**Extracted data entries**
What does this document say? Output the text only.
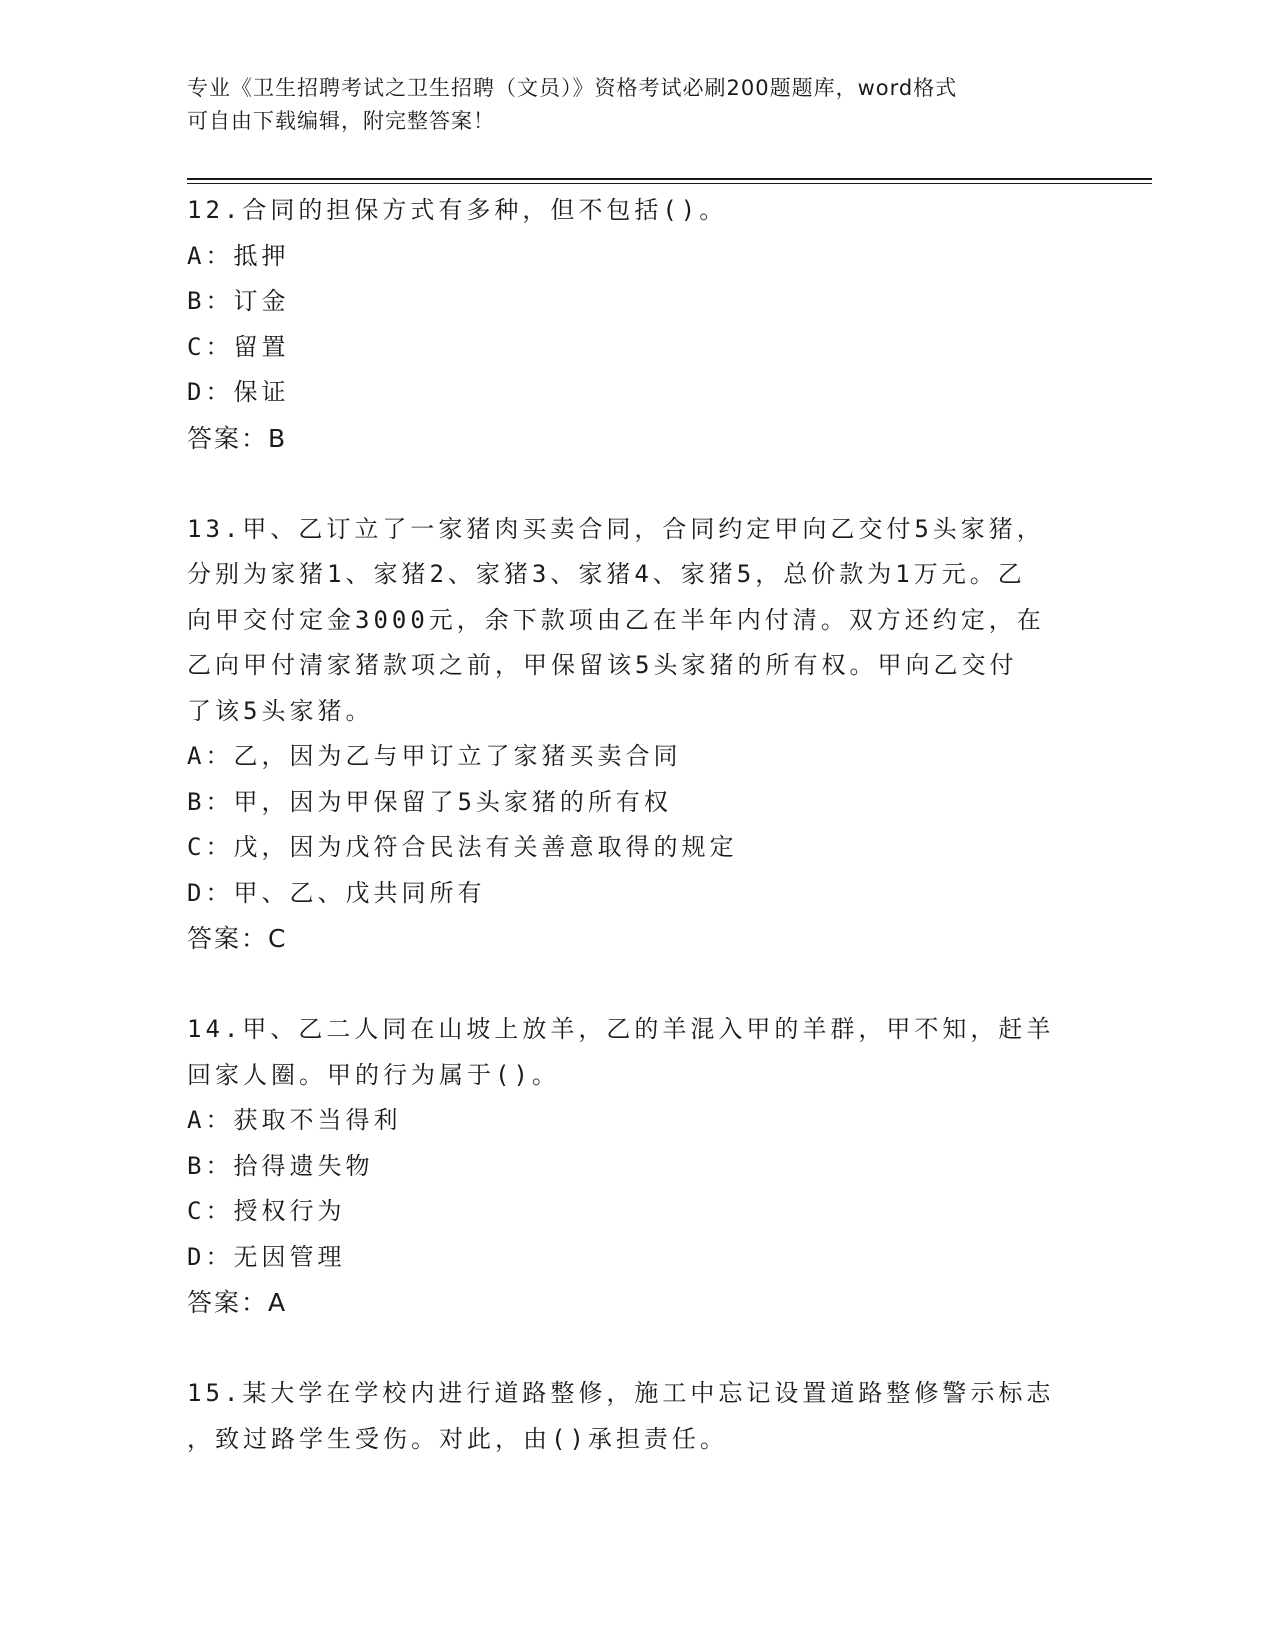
专业《卫生招聘考试之卫生招聘（文员）》资格考试必刷200题题库，word格式
可自由下载编辑，附完整答案！
12.合同的担保方式有多种，但不包括()。
A：抵押
B：订金
C：留置
D：保证
答案：B
13.甲、乙订立了一家猪肉买卖合同，合同约定甲向乙交付5头家猪，
分别为家猪1、家猪2、家猪3、家猪4、家猪5，总价款为1万元。乙
向甲交付定金3000元，余下款项由乙在半年内付清。双方还约定，在
乙向甲付清家猪款项之前，甲保留该5头家猪的所有权。甲向乙交付
了该5头家猪。
A：乙，因为乙与甲订立了家猪买卖合同
B：甲，因为甲保留了5头家猪的所有权
C：戊，因为戊符合民法有关善意取得的规定
D：甲、乙、戊共同所有
答案：C
14.甲、乙二人同在山坡上放羊，乙的羊混入甲的羊群，甲不知，赶羊
回家人圈。甲的行为属于()。
A：获取不当得利
B：拾得遗失物
C：授权行为
D：无因管理
答案：A
15.某大学在学校内进行道路整修，施工中忘记设置道路整修警示标志
，致过路学生受伤。对此，由()承担责任。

**DIRECTIONS**
Reproduce all of the data exactly, omitting each picture it holds.

**RESPONSE**
What does this document say? Output the text only.
专业《卫生招聘考试之卫生招聘（文员）》资格考试必刷200题题库，word格式
可自由下载编辑，附完整答案！
12.合同的担保方式有多种，但不包括()。
A：抵押
B：订金
C：留置
D：保证
答案：B
13.甲、乙订立了一家猪肉买卖合同，合同约定甲向乙交付5头家猪，
分别为家猪1、家猪2、家猪3、家猪4、家猪5，总价款为1万元。乙
向甲交付定金3000元，余下款项由乙在半年内付清。双方还约定，在
乙向甲付清家猪款项之前，甲保留该5头家猪的所有权。甲向乙交付
了该5头家猪。
A：乙，因为乙与甲订立了家猪买卖合同
B：甲，因为甲保留了5头家猪的所有权
C：戊，因为戊符合民法有关善意取得的规定
D：甲、乙、戊共同所有
答案：C
14.甲、乙二人同在山坡上放羊，乙的羊混入甲的羊群，甲不知，赶羊
回家人圈。甲的行为属于()。
A：获取不当得利
B：拾得遗失物
C：授权行为
D：无因管理
答案：A
15.某大学在学校内进行道路整修，施工中忘记设置道路整修警示标志
，致过路学生受伤。对此，由()承担责任。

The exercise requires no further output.